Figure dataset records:
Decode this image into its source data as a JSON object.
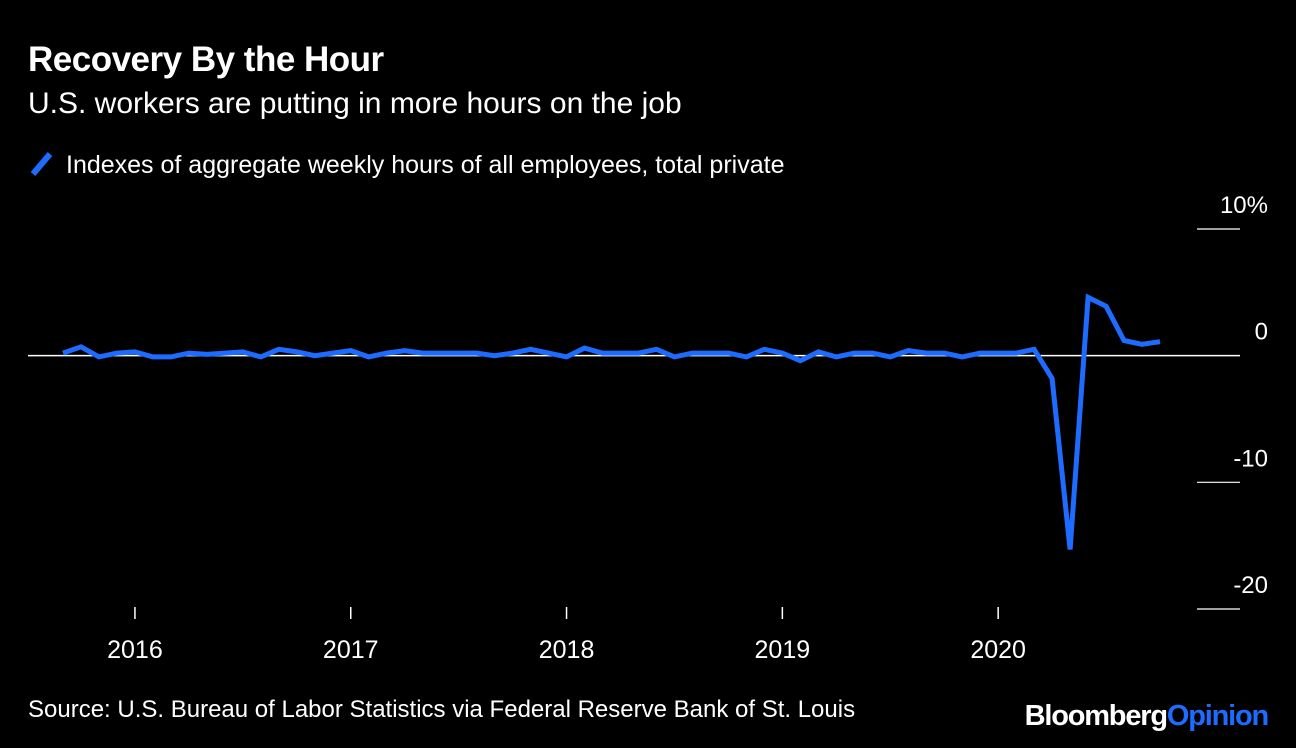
{
  "chart_data": {
    "type": "line",
    "title": "Recovery By the Hour",
    "subtitle": "U.S. workers are putting in more hours on the job",
    "source": "Source: U.S. Bureau of Labor Statistics via Federal Reserve Bank of St. Louis",
    "series": [
      {
        "name": "Indexes of aggregate weekly hours of all employees, total private",
        "color": "#1e6cff",
        "start": "2015-09",
        "frequency": "monthly",
        "values": [
          0.2,
          0.7,
          -0.1,
          0.2,
          0.3,
          -0.1,
          -0.1,
          0.2,
          0.1,
          0.2,
          0.3,
          -0.1,
          0.5,
          0.3,
          0.0,
          0.2,
          0.4,
          -0.1,
          0.2,
          0.4,
          0.2,
          0.2,
          0.2,
          0.2,
          0.0,
          0.2,
          0.5,
          0.2,
          -0.1,
          0.6,
          0.2,
          0.2,
          0.2,
          0.5,
          -0.1,
          0.2,
          0.2,
          0.2,
          -0.1,
          0.5,
          0.2,
          -0.4,
          0.3,
          -0.1,
          0.2,
          0.2,
          -0.1,
          0.4,
          0.2,
          0.2,
          -0.1,
          0.2,
          0.2,
          0.2,
          0.5,
          -1.8,
          -15.3,
          4.6,
          3.9,
          1.2,
          0.9,
          1.1
        ]
      }
    ],
    "x_ticks": [
      "2016",
      "2017",
      "2018",
      "2019",
      "2020"
    ],
    "y_ticks": [
      {
        "value": 10,
        "label": "10%"
      },
      {
        "value": 0,
        "label": "0"
      },
      {
        "value": -10,
        "label": "-10"
      },
      {
        "value": -20,
        "label": "-20"
      }
    ],
    "ylim": [
      -20,
      10
    ],
    "xlim": [
      "2015-09",
      "2020-11"
    ]
  },
  "brand": {
    "part1": "Bloomberg",
    "part2": "Opinion",
    "accent": "#1e6cff"
  }
}
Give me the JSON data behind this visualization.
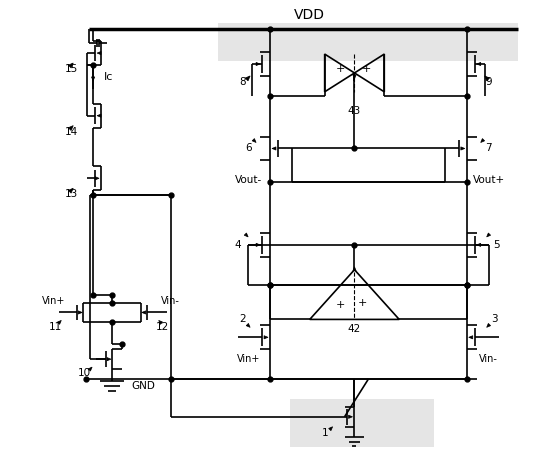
{
  "bg_color": "#ffffff",
  "line_color": "#000000",
  "lw": 1.2,
  "dot_size": 3.5,
  "figsize": [
    5.41,
    4.49
  ],
  "dpi": 100,
  "shade_color": "#cccccc",
  "shade_alpha": 0.5,
  "vdd_label": "VDD",
  "gnd_label": "GND",
  "ic_label": "Ic",
  "vout_minus": "Vout-",
  "vout_plus": "Vout+",
  "vin_plus": "Vin+",
  "vin_minus": "Vin-",
  "label_43": "43",
  "label_42": "42",
  "labels": {
    "1": "1",
    "2": "2",
    "3": "3",
    "4": "4",
    "5": "5",
    "6": "6",
    "7": "7",
    "8": "8",
    "9": "9",
    "10": "10",
    "11": "11",
    "12": "12",
    "13": "13",
    "14": "14",
    "15": "15"
  }
}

**Problem statement**
In your copy of the listing above, reproduce each line exactly and omit all pictures.

**Correct answer**
Decode this image into its source data as a JSON object.
{
  "chart_data": {
    "type": "line",
    "title": "Recovery By the Hour",
    "subtitle": "U.S. workers are putting in more hours on the job",
    "source": "Source: U.S. Bureau of Labor Statistics via Federal Reserve Bank of St. Louis",
    "series": [
      {
        "name": "Indexes of aggregate weekly hours of all employees, total private",
        "color": "#1e6cff",
        "start": "2015-09",
        "frequency": "monthly",
        "values": [
          0.2,
          0.7,
          -0.1,
          0.2,
          0.3,
          -0.1,
          -0.1,
          0.2,
          0.1,
          0.2,
          0.3,
          -0.1,
          0.5,
          0.3,
          0.0,
          0.2,
          0.4,
          -0.1,
          0.2,
          0.4,
          0.2,
          0.2,
          0.2,
          0.2,
          0.0,
          0.2,
          0.5,
          0.2,
          -0.1,
          0.6,
          0.2,
          0.2,
          0.2,
          0.5,
          -0.1,
          0.2,
          0.2,
          0.2,
          -0.1,
          0.5,
          0.2,
          -0.4,
          0.3,
          -0.1,
          0.2,
          0.2,
          -0.1,
          0.4,
          0.2,
          0.2,
          -0.1,
          0.2,
          0.2,
          0.2,
          0.5,
          -1.8,
          -15.3,
          4.6,
          3.9,
          1.2,
          0.9,
          1.1
        ]
      }
    ],
    "x_ticks": [
      "2016",
      "2017",
      "2018",
      "2019",
      "2020"
    ],
    "y_ticks": [
      {
        "value": 10,
        "label": "10%"
      },
      {
        "value": 0,
        "label": "0"
      },
      {
        "value": -10,
        "label": "-10"
      },
      {
        "value": -20,
        "label": "-20"
      }
    ],
    "ylim": [
      -20,
      10
    ],
    "xlim": [
      "2015-09",
      "2020-11"
    ]
  },
  "brand": {
    "part1": "Bloomberg",
    "part2": "Opinion",
    "accent": "#1e6cff"
  }
}
Give me the JSON data behind this visualization.
{
  "bg_color": "#ffffff",
  "line_color": "#000000",
  "lw": 1.2,
  "dot_size": 3.5,
  "figsize": [
    5.41,
    4.49
  ],
  "dpi": 100,
  "shade_color": "#cccccc",
  "shade_alpha": 0.5,
  "vdd_label": "VDD",
  "gnd_label": "GND",
  "ic_label": "Ic",
  "vout_minus": "Vout-",
  "vout_plus": "Vout+",
  "vin_plus": "Vin+",
  "vin_minus": "Vin-",
  "label_43": "43",
  "label_42": "42",
  "labels": {
    "1": "1",
    "2": "2",
    "3": "3",
    "4": "4",
    "5": "5",
    "6": "6",
    "7": "7",
    "8": "8",
    "9": "9",
    "10": "10",
    "11": "11",
    "12": "12",
    "13": "13",
    "14": "14",
    "15": "15"
  }
}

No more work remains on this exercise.